Directive A | Name every part of the body that the passage about a fall at rehearsal mentions.

Document section |
"""
I start to laugh as I knock on my forehead waiting for the hollowed out echo.  I give myself a grin and suddenly my teeth are a shade darker, and then lighter. I turn to the side and swear the slight gap between the fang tooth and its friend has gotten smaller. I think:

Are my teeth moving forward?

It’s almost as if someone is erasing and recreating my face as I stare and watch it change. It’s kind of funny. And then there are those times when I don’t even know what has happened. Like tonight at rehearsal.

One second I am standing on a chair doing my part and the next I am lying flat on my back staring at light fixtures and cords. My cast members are all mouthing:

“Are you okay?”

And I can’t help but wonder myself.

I nod, to give them assurance, not able to fully assess the situation. I rise, look around and wonder how it all happened. My elbow twinges and I know things are not good.  I straighten my arm and I feel a sharp pain. Then suddenly, I am back in character, bouncing around the stage as if nothing has happened.

I keep trying to resurrect my pain, but it’s gone. It reminds me of the day I walked outside to shovel snow in slide on, backless, shoes.
"""
Directive B | Copy out the stretch of the listing from its first line through the line that contains "legend-swatch [4, 600, 18, 628]", with both of those lines included.

Material for this task |
"""
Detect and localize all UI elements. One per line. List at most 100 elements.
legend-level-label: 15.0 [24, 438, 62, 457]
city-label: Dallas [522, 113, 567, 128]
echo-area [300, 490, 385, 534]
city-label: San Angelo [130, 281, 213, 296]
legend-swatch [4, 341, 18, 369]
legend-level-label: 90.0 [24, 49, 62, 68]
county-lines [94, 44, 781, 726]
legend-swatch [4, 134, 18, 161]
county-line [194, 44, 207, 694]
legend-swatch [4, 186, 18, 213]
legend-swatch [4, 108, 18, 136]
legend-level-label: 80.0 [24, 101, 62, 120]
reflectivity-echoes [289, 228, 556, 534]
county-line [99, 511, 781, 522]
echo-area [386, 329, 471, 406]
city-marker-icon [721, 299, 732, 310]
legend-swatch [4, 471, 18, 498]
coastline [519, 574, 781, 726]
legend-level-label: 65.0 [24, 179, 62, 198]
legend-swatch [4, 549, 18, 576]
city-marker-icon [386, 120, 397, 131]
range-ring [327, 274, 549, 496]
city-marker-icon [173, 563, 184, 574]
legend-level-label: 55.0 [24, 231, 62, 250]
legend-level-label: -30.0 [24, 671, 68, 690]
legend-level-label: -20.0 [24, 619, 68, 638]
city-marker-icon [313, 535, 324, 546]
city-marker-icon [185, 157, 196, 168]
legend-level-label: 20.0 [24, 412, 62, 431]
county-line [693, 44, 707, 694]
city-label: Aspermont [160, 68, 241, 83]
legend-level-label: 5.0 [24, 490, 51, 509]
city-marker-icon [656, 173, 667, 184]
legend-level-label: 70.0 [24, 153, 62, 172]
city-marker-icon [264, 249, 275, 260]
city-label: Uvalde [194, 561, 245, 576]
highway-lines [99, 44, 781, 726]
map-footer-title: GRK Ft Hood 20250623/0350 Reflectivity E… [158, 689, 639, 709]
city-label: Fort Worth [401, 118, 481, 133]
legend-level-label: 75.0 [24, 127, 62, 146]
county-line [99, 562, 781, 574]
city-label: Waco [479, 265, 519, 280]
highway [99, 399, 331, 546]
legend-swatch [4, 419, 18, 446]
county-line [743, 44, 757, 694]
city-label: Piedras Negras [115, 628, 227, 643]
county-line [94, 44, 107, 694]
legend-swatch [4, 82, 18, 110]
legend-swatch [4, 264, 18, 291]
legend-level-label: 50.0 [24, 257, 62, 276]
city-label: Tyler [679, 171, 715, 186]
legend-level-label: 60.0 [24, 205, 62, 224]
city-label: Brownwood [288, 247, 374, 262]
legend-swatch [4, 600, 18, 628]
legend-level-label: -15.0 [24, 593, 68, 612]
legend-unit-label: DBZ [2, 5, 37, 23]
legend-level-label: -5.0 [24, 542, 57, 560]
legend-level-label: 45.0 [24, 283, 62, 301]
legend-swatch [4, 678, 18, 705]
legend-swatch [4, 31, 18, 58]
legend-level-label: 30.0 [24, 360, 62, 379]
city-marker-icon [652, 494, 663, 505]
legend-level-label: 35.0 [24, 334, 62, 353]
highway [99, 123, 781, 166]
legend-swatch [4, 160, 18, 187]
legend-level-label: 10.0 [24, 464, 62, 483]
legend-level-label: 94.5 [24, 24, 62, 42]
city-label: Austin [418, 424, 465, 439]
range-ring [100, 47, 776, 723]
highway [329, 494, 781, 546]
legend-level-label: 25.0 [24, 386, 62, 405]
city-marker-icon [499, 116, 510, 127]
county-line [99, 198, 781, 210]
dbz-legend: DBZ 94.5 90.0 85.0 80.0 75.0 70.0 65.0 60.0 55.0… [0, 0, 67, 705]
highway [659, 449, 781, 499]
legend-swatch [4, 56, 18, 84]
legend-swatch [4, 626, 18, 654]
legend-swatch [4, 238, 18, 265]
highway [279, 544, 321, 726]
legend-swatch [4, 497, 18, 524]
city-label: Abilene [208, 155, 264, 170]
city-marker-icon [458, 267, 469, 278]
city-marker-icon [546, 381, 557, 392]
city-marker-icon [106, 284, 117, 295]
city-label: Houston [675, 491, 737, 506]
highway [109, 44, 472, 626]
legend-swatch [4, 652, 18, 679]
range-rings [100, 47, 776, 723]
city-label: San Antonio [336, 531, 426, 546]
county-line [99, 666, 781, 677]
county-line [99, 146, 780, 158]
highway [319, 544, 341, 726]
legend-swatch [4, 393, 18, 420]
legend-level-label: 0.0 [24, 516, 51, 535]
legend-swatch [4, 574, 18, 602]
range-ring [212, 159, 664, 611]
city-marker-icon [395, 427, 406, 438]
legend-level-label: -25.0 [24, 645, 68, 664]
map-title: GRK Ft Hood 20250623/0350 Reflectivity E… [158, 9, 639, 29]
"""
Task output A | forehead, teeth, fang tooth, face, back, elbow, arm

Task output B |
Detect and localize all UI elements. One per line. List at most 100 elements.
legend-level-label: 15.0 [24, 438, 62, 457]
city-label: Dallas [522, 113, 567, 128]
echo-area [300, 490, 385, 534]
city-label: San Angelo [130, 281, 213, 296]
legend-swatch [4, 341, 18, 369]
legend-level-label: 90.0 [24, 49, 62, 68]
county-lines [94, 44, 781, 726]
legend-swatch [4, 134, 18, 161]
county-line [194, 44, 207, 694]
legend-swatch [4, 186, 18, 213]
legend-swatch [4, 108, 18, 136]
legend-level-label: 80.0 [24, 101, 62, 120]
reflectivity-echoes [289, 228, 556, 534]
county-line [99, 511, 781, 522]
echo-area [386, 329, 471, 406]
city-marker-icon [721, 299, 732, 310]
legend-swatch [4, 471, 18, 498]
coastline [519, 574, 781, 726]
legend-level-label: 65.0 [24, 179, 62, 198]
legend-swatch [4, 549, 18, 576]
city-marker-icon [386, 120, 397, 131]
range-ring [327, 274, 549, 496]
city-marker-icon [173, 563, 184, 574]
legend-level-label: 55.0 [24, 231, 62, 250]
legend-level-label: -30.0 [24, 671, 68, 690]
legend-level-label: -20.0 [24, 619, 68, 638]
city-marker-icon [313, 535, 324, 546]
city-marker-icon [185, 157, 196, 168]
legend-level-label: 20.0 [24, 412, 62, 431]
county-line [693, 44, 707, 694]
city-label: Aspermont [160, 68, 241, 83]
legend-level-label: 5.0 [24, 490, 51, 509]
city-marker-icon [656, 173, 667, 184]
legend-level-label: 70.0 [24, 153, 62, 172]
city-marker-icon [264, 249, 275, 260]
city-label: Uvalde [194, 561, 245, 576]
highway-lines [99, 44, 781, 726]
map-footer-title: GRK Ft Hood 20250623/0350 Reflectivity E… [158, 689, 639, 709]
city-label: Fort Worth [401, 118, 481, 133]
legend-level-label: 75.0 [24, 127, 62, 146]
county-line [99, 562, 781, 574]
city-label: Waco [479, 265, 519, 280]
highway [99, 399, 331, 546]
legend-swatch [4, 419, 18, 446]
county-line [743, 44, 757, 694]
city-label: Piedras Negras [115, 628, 227, 643]
county-line [94, 44, 107, 694]
legend-swatch [4, 82, 18, 110]
legend-swatch [4, 264, 18, 291]
legend-level-label: 50.0 [24, 257, 62, 276]
city-label: Tyler [679, 171, 715, 186]
legend-level-label: 60.0 [24, 205, 62, 224]
city-label: Brownwood [288, 247, 374, 262]
legend-swatch [4, 600, 18, 628]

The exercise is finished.